Which lines contain the word "room"? Return each of them as written.

Dataset items:

● ● ● ● ●

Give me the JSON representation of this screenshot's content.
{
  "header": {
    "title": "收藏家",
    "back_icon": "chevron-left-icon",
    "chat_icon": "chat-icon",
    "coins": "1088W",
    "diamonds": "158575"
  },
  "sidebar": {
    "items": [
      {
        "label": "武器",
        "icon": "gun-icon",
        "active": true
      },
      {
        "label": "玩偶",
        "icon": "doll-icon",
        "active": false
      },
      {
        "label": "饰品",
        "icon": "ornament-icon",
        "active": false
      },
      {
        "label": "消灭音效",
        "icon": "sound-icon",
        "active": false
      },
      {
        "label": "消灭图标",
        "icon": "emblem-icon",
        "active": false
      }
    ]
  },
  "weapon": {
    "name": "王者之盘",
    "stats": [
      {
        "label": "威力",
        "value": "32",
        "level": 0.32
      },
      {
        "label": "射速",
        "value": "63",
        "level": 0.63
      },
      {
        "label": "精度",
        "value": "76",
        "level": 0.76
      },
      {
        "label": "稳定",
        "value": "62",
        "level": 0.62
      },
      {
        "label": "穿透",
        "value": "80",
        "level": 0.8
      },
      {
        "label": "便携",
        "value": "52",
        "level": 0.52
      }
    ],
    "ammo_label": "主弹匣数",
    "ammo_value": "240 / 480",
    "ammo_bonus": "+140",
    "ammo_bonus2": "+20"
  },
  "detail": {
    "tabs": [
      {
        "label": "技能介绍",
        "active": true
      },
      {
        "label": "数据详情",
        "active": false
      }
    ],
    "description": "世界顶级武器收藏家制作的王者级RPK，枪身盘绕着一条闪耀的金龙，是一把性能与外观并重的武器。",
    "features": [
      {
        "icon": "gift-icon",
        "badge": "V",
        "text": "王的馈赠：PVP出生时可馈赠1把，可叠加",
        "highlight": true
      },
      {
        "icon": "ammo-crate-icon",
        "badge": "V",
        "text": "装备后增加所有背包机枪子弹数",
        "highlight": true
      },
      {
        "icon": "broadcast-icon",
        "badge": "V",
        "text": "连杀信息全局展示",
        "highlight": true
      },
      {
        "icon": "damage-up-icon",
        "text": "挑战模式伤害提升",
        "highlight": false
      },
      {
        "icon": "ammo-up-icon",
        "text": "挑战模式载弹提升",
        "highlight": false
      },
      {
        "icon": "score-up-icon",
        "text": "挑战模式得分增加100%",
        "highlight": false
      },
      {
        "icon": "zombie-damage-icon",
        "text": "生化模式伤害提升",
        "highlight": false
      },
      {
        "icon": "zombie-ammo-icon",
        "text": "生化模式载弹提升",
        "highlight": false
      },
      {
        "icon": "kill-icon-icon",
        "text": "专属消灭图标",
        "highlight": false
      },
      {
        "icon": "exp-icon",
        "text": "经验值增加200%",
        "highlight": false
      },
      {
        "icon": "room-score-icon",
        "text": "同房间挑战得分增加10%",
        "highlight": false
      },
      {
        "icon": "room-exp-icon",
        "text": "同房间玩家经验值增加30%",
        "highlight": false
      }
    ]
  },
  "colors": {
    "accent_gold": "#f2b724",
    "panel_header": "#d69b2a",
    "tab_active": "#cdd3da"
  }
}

● ● ● ● ●

_EXPECTED OUTPUT:_
        "icon": "room-score-icon",
        "icon": "room-exp-icon",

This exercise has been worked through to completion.